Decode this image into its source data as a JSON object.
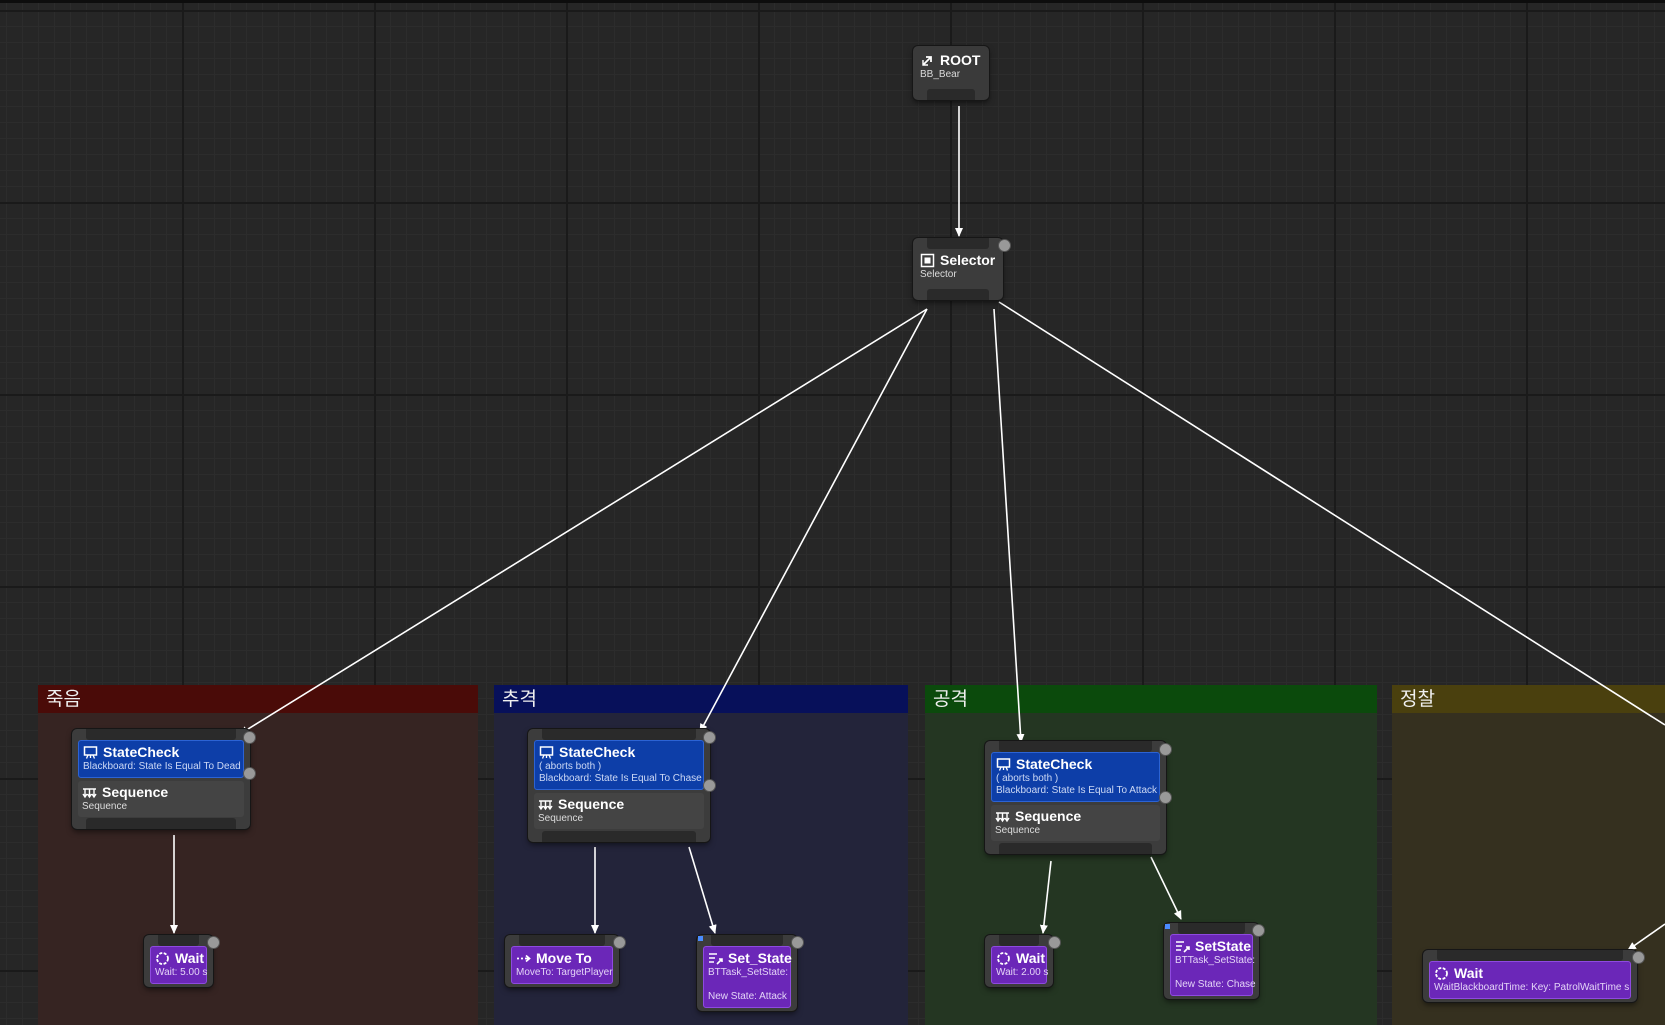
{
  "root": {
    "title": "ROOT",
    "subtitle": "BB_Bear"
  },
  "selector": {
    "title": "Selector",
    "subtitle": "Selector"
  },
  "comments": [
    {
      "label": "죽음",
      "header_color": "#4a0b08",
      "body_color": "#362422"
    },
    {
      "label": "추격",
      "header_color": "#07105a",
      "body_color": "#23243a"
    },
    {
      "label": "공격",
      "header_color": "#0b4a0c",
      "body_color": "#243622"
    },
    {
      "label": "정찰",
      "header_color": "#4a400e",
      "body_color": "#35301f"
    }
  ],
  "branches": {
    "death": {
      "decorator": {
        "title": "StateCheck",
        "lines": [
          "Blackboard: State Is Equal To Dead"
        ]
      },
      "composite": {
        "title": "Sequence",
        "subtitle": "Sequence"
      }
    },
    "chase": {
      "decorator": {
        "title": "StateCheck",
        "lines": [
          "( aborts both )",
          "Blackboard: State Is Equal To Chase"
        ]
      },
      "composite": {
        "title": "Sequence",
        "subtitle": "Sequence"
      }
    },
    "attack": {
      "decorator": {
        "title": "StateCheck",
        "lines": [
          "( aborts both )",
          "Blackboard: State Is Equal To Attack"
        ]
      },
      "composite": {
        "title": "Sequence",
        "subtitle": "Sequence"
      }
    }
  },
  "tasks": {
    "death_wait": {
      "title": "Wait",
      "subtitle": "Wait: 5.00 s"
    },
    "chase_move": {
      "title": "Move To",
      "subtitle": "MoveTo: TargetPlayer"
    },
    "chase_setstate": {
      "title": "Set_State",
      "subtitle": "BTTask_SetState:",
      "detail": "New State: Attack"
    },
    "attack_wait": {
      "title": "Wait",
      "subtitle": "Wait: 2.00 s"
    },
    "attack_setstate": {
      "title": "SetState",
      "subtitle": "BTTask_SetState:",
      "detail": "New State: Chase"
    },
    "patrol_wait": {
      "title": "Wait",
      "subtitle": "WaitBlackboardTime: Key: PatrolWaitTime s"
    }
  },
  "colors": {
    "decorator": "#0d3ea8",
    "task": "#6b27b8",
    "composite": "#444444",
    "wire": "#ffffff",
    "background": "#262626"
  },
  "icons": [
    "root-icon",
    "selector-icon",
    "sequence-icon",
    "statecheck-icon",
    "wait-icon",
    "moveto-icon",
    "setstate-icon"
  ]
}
========
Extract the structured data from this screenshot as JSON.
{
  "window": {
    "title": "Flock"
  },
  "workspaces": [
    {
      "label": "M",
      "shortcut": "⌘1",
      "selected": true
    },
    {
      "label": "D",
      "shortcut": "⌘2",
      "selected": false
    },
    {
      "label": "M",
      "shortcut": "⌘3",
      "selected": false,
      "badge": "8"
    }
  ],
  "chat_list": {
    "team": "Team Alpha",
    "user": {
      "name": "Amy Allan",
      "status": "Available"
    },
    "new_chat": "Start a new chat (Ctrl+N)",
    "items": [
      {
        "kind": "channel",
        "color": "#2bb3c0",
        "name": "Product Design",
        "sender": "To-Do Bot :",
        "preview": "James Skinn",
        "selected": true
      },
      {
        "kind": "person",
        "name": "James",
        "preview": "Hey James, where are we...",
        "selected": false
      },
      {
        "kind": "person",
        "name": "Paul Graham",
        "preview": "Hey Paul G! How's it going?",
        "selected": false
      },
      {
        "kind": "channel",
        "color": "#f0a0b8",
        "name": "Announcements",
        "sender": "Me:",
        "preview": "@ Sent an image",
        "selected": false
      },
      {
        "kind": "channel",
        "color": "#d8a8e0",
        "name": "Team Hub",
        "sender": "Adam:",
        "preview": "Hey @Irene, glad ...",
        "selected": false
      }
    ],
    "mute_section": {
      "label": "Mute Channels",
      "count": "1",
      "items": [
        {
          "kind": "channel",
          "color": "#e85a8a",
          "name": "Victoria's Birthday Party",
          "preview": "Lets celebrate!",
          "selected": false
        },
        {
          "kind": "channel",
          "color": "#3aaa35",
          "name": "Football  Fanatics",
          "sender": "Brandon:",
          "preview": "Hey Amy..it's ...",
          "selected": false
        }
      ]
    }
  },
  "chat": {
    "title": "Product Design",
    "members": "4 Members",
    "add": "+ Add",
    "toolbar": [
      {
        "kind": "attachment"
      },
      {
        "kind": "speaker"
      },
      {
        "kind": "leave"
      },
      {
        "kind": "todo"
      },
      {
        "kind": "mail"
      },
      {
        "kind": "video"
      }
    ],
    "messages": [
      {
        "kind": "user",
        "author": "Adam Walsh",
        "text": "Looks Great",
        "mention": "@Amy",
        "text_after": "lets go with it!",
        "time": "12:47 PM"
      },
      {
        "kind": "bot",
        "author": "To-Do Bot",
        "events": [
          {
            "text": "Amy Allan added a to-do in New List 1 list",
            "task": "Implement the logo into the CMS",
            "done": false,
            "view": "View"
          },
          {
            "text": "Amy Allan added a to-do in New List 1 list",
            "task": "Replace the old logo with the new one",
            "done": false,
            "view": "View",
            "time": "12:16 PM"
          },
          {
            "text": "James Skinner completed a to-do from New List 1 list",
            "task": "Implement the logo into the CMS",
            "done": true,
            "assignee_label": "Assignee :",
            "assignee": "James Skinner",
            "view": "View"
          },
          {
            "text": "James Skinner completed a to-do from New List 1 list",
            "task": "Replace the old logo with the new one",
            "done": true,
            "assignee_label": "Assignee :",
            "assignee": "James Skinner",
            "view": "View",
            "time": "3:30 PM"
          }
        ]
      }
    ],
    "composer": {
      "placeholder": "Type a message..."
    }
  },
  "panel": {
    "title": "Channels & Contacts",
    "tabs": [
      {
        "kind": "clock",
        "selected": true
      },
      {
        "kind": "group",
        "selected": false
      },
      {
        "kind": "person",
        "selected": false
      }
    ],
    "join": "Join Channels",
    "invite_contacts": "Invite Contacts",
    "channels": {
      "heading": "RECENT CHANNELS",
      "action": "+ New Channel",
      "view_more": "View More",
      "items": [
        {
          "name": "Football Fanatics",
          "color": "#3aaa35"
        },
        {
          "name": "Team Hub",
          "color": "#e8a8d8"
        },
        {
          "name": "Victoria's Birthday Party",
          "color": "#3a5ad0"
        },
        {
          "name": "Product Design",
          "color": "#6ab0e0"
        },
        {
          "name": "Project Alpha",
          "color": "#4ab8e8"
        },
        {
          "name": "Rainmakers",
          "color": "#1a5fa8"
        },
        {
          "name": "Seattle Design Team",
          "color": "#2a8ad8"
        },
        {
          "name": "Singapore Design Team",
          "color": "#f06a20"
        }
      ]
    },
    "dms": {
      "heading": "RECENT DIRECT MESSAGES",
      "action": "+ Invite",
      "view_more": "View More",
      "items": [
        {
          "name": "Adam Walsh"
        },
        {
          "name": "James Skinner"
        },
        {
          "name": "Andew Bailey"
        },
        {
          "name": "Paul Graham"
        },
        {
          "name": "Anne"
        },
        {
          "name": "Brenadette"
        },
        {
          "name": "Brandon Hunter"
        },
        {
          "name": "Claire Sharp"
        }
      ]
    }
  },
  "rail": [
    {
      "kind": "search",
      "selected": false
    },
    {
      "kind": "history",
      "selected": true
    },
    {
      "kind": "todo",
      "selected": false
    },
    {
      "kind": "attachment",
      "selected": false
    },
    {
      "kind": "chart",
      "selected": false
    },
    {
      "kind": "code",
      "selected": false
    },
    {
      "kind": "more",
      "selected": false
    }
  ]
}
========
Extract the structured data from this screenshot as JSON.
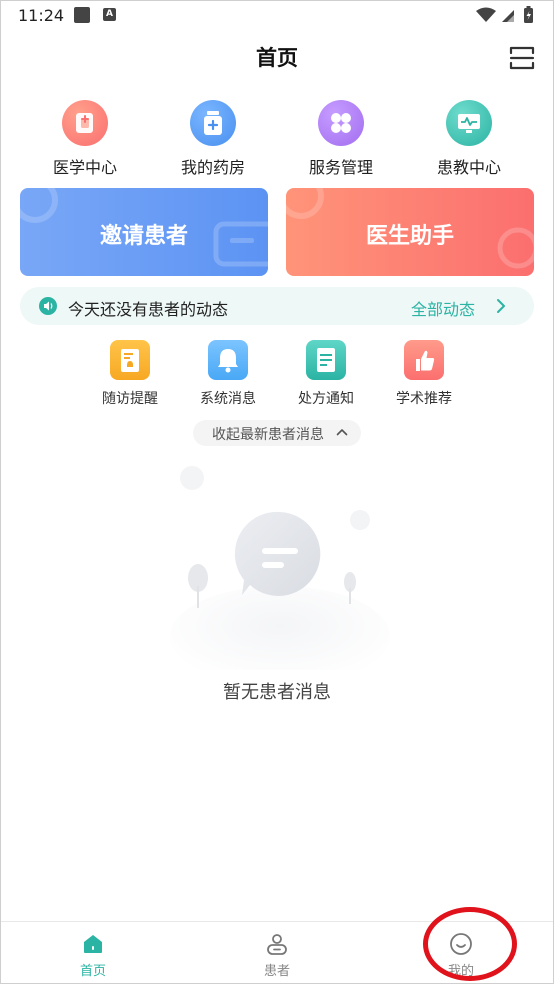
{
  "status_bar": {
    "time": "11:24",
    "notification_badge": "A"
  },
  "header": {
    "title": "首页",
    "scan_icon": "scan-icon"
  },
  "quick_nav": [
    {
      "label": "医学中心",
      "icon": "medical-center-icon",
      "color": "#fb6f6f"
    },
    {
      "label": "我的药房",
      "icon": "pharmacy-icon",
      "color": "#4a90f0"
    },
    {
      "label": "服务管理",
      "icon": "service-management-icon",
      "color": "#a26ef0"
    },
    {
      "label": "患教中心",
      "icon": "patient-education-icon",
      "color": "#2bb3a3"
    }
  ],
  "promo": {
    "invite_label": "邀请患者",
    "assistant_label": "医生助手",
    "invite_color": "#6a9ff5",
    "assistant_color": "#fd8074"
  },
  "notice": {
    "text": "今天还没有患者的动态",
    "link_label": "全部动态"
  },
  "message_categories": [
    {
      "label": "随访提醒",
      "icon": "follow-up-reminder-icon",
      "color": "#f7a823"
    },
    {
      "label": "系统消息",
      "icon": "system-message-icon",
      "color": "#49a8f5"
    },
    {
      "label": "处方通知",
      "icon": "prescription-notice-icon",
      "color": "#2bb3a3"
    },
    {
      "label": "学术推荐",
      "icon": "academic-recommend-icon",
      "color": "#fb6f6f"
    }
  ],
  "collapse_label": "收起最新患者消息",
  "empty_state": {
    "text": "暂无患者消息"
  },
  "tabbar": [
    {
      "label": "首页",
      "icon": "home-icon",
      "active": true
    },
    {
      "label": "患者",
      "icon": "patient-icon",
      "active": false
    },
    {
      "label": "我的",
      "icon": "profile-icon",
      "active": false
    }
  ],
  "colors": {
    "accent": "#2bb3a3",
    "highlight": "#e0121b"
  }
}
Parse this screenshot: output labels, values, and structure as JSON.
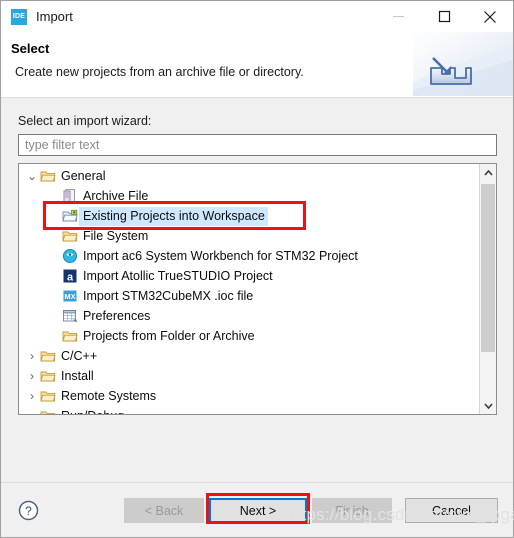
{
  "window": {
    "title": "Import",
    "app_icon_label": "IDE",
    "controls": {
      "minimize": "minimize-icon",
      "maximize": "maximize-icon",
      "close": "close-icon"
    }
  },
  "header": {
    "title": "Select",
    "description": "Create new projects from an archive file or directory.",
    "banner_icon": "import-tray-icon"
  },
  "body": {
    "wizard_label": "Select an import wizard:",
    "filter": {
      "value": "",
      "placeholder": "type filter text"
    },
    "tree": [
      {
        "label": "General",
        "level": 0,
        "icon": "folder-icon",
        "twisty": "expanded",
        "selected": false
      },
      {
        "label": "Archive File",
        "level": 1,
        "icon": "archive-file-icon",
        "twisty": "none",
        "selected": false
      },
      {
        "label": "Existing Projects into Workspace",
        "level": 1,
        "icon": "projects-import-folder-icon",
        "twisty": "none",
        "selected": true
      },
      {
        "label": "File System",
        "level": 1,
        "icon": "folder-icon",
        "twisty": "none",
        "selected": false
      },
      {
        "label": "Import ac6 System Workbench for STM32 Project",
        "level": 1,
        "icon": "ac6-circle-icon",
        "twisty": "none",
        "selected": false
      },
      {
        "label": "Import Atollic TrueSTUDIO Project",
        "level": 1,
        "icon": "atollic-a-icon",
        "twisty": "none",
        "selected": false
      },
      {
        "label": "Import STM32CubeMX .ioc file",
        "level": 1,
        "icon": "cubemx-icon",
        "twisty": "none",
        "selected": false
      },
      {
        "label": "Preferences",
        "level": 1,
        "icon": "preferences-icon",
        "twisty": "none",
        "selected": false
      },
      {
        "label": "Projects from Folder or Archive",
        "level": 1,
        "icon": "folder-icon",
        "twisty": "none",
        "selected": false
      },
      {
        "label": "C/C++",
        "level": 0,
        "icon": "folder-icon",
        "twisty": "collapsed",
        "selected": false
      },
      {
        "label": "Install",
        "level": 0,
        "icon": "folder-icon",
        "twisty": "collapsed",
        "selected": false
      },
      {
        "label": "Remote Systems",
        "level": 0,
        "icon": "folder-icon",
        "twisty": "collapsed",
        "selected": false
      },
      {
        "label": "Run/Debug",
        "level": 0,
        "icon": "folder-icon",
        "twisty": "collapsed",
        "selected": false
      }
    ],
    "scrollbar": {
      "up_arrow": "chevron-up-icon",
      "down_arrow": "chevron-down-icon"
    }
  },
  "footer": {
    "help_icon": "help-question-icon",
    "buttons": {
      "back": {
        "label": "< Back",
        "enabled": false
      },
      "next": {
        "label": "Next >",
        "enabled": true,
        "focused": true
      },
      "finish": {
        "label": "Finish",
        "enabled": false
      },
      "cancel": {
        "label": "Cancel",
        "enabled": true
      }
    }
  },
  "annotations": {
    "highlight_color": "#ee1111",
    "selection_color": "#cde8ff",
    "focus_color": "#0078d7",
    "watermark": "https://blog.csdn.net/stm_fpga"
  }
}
========
■ **WHAT TO PRODUCE**
Collect each line above holding the string "placeholder".

■ **SOLUTION TO THIS TASK**
      "placeholder": "Type a message..."
      "placeholder": "type filter text"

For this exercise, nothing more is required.